> **Texto selecionado**

* * *

Luís Cláudio Villafañe: 'O machismo teve papel preponderante'

'Euclides (da Cunha) não pode, nem de longe, ser considerado racista, pois se autoidentificava com orgulho como mestiço'


02/07/2021 04:00 - atualizado 02/07/2021 09:01

(foto: ARQUIVO PESSOAL)
(foto: ARQUIVO PESSOAL)
Ao mesmo tempo em que desmistifica a figura histórica de Euclides da Cunha, ao mostrar seus equívocos pessoais e profissionais, o historiador e diplomata Luís Cláudio Villafañe G. Santos ressalta a importância de enxergar o escritor em seu contexto histórico logo no início da Primeira República. Pós-graduado em ciência política pela New York University, mestre e doutor em história pela Universidade de Brasília e embaixador do Brasil na Nicarágua desde 2017, Villafañe fala nesta entrevista ao Pensar do absurdo do massacre de sertanejos na Bahia.

E também da contundente reação de Euclides diante da paixão extraconjugal de sua mulher, Ana, da qual não quis se separar, mesmo diante de todas as evidências de que o casamento já tinha acabado havia anos. “No momento do incidente, porém, o machismo e o sentido de honra desequilibrado tiveram papel preponderante. O marido traído teria mais que o direito, o dever de 'lavar a honra com sangue'”, diz o autor, que também escreveu “Juca Paranhos, o Barão do Rio Branco”, biografia de um dos homens públicos mais influentes do Brasil na virada dos séculos 19 e 20.

 

"Em vários momentos da história brasileira, a tese da ditadura, supostamente temporária, como 'atalho' ou uma exigência para a preservação da democracia, tem sido resgatada"

* * *

Anotações de elementos da página
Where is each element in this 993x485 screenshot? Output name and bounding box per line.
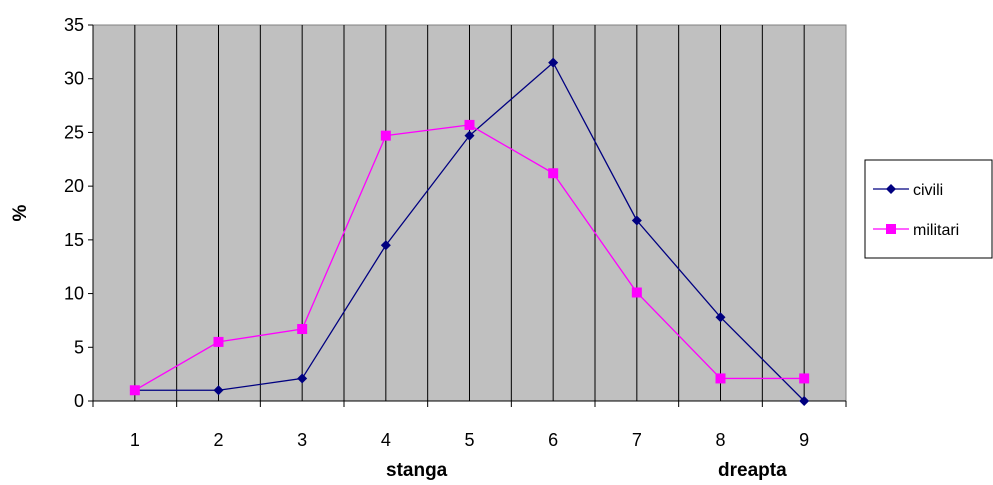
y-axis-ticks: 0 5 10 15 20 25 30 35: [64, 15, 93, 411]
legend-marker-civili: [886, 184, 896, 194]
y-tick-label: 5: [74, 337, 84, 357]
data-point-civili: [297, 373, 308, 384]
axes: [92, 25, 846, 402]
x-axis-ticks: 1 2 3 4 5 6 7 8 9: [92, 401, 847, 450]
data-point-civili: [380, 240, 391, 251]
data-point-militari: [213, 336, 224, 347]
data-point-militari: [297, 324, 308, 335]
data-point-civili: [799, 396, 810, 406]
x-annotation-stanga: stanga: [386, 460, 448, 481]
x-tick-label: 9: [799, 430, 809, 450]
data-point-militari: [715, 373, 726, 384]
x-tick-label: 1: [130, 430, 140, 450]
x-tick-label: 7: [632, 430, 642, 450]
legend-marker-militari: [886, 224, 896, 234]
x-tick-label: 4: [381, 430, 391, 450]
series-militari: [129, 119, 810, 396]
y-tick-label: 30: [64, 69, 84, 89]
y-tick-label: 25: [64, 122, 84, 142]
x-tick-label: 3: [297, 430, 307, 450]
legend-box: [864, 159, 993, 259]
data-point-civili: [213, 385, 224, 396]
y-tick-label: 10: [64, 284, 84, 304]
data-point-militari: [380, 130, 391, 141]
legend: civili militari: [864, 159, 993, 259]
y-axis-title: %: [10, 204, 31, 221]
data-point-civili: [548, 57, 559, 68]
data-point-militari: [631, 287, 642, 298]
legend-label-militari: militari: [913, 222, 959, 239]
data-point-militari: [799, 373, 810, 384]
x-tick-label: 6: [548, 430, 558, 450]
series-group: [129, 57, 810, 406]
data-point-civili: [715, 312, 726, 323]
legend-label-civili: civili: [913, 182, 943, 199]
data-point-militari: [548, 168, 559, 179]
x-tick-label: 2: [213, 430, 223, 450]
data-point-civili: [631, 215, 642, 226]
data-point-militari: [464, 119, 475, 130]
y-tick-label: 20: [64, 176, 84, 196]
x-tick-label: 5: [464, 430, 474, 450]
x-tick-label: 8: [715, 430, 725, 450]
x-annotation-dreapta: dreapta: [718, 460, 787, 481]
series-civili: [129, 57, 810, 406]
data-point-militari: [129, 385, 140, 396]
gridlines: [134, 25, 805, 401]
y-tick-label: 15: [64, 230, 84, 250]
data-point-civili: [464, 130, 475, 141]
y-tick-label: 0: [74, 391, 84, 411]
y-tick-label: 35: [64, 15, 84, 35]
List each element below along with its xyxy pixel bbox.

* * *

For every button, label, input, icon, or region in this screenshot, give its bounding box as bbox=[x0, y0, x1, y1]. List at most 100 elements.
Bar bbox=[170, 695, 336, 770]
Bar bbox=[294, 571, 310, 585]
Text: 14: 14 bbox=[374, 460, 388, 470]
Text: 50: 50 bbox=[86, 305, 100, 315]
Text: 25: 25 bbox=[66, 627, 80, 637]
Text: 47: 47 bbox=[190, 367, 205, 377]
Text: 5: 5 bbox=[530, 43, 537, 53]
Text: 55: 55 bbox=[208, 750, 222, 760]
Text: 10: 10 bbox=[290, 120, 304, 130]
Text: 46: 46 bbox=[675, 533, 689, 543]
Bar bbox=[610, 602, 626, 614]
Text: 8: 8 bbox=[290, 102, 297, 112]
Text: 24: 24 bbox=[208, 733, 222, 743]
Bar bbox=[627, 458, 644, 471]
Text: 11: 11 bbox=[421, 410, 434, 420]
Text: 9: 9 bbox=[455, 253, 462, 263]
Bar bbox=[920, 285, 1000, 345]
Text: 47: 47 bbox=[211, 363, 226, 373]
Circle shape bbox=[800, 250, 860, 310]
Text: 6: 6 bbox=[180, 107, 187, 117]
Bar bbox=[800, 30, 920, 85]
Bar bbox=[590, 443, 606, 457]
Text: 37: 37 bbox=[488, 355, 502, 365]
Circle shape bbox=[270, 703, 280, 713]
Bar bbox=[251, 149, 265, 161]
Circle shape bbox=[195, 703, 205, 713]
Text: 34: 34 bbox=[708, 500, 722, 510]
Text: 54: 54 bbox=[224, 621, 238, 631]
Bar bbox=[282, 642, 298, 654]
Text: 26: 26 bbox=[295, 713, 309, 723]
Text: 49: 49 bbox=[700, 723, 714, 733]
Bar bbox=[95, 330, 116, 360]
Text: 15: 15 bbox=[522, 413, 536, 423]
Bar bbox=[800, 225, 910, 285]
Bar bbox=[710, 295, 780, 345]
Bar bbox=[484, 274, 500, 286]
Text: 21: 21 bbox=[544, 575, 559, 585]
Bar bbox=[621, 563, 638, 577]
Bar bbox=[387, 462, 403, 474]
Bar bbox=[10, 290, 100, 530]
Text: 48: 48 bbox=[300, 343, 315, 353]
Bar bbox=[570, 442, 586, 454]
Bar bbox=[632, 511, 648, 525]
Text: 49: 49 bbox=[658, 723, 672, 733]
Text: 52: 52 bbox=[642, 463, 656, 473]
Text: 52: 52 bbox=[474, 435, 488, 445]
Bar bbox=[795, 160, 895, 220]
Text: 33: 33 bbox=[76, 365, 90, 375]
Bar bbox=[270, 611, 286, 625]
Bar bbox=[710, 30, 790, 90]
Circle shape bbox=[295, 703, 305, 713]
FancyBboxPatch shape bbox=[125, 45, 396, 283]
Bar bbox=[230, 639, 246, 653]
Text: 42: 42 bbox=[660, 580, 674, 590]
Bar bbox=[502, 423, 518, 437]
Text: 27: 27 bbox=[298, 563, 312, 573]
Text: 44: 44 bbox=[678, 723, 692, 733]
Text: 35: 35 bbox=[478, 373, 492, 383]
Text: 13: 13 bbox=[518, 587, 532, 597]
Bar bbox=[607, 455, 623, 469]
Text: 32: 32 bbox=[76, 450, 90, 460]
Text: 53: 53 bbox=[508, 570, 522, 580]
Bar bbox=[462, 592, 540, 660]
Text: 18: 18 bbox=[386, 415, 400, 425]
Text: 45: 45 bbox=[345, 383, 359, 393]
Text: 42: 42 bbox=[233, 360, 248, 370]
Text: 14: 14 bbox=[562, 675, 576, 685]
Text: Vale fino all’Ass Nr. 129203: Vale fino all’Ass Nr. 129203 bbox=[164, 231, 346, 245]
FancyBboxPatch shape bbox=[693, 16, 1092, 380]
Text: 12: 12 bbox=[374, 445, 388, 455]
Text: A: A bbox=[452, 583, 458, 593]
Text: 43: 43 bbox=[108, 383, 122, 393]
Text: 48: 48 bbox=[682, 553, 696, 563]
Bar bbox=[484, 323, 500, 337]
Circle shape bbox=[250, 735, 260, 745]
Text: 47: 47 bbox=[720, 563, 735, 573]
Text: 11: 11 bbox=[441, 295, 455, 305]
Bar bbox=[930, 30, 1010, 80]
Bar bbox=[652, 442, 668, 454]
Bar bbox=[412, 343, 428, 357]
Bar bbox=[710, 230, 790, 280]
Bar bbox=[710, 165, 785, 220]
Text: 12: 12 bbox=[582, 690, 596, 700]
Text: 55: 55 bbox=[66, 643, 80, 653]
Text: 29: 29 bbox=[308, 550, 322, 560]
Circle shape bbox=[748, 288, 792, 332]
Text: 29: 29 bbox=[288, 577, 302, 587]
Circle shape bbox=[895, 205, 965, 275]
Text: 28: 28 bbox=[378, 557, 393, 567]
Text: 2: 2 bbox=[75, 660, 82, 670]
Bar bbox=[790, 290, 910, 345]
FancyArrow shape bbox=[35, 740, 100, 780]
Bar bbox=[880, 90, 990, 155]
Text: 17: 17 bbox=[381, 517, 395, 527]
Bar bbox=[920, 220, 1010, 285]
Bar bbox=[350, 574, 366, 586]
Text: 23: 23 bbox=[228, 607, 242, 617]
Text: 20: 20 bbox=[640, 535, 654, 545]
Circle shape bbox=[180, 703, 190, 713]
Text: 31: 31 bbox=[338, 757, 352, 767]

* * *

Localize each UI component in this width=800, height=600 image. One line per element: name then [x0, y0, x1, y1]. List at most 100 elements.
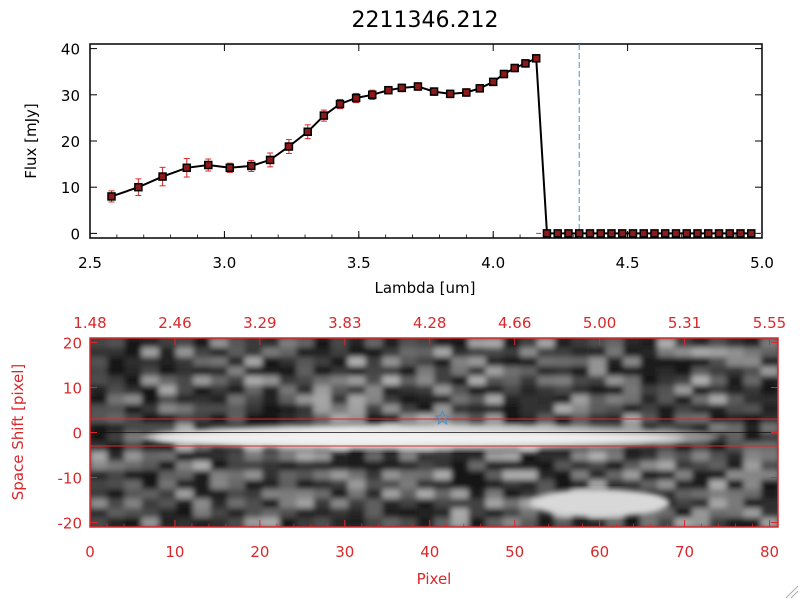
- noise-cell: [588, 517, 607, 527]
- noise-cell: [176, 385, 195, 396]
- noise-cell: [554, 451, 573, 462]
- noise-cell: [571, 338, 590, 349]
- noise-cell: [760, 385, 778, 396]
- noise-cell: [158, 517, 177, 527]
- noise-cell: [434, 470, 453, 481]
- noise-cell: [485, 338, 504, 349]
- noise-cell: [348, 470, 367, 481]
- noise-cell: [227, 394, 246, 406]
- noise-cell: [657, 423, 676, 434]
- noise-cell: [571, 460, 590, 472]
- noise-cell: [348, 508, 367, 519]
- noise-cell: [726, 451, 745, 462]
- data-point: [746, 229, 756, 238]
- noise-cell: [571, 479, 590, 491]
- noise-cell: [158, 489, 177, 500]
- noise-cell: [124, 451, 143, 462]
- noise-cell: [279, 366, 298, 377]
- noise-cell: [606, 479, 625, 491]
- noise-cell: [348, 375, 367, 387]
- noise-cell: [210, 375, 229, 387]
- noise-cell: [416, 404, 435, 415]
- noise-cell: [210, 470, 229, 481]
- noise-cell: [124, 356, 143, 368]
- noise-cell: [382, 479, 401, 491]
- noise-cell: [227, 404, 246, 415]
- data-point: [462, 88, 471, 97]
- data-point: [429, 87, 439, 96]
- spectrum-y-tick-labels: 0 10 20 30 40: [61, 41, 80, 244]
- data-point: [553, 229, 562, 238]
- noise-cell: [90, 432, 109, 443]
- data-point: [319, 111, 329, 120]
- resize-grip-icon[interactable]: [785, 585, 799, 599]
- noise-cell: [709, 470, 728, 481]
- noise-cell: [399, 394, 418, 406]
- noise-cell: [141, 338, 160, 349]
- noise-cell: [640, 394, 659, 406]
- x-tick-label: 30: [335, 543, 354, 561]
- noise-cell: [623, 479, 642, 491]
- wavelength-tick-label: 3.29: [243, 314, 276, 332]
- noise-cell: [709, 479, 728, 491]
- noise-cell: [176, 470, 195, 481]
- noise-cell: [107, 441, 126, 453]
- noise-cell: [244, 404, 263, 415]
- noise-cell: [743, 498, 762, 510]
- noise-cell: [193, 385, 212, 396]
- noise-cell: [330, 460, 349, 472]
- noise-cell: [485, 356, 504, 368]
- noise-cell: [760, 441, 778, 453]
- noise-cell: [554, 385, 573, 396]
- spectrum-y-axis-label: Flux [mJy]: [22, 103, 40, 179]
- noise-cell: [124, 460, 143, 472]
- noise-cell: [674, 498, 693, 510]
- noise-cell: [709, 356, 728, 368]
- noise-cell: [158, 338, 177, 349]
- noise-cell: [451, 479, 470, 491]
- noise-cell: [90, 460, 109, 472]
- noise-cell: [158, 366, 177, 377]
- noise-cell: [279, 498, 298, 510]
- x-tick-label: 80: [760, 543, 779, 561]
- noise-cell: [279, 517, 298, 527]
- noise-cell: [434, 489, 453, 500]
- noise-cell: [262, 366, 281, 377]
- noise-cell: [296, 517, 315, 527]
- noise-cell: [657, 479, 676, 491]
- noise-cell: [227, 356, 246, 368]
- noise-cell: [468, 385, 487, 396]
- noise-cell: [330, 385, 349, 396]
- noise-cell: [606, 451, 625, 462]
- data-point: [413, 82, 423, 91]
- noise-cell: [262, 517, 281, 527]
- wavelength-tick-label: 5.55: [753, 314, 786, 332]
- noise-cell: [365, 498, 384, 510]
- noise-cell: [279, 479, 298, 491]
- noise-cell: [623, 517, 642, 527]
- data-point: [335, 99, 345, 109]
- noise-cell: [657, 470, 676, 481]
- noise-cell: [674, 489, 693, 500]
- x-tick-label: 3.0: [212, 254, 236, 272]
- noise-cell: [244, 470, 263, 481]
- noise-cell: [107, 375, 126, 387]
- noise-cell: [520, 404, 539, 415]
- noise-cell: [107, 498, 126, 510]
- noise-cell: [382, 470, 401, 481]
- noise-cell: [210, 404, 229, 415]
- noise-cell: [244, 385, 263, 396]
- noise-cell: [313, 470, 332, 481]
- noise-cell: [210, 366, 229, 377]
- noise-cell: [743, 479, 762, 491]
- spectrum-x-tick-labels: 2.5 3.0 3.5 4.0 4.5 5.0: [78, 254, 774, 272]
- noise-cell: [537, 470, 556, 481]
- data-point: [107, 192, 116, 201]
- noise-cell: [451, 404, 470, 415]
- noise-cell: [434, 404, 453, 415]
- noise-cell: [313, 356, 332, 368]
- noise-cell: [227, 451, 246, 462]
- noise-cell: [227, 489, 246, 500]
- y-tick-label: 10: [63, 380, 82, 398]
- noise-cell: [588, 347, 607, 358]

* * *

> **O que fazer**
A – Responda, com base no texto sobre Euclides da Cunha, às perguntas abaixo.
(i) Como Euclides da Cunha se autoidentificava?
(ii) Em que país Villafañe é embaixador do Brasil desde 2017?
(iii) Que biografia Villafañe também escreveu?
B – Devolva do texto sobre Euclides da Cunha tudo o que vai de "Luís Cláudio Villafañe: 'O" até "sertanejos na Bahia.", copiado sem nenhuma alteração.
Os registros provêm de uma fonte diferente.

> **Respostas em ordem**
A –
(i) Com orgulho, como mestiço.
(ii) Na Nicarágua.
(iii) "Juca Paranhos, o Barão do Rio Branco".

B –
Luís Cláudio Villafañe: 'O machismo teve papel preponderante'

'Euclides (da Cunha) não pode, nem de longe, ser considerado racista, pois se autoidentificava com orgulho como mestiço'


02/07/2021 04:00 - atualizado 02/07/2021 09:01

(foto: ARQUIVO PESSOAL)
(foto: ARQUIVO PESSOAL)
Ao mesmo tempo em que desmistifica a figura histórica de Euclides da Cunha, ao mostrar seus equívocos pessoais e profissionais, o historiador e diplomata Luís Cláudio Villafañe G. Santos ressalta a importância de enxergar o escritor em seu contexto histórico logo no início da Primeira República. Pós-graduado em ciência política pela New York University, mestre e doutor em história pela Universidade de Brasília e embaixador do Brasil na Nicarágua desde 2017, Villafañe fala nesta entrevista ao Pensar do absurdo do massacre de sertanejos na Bahia.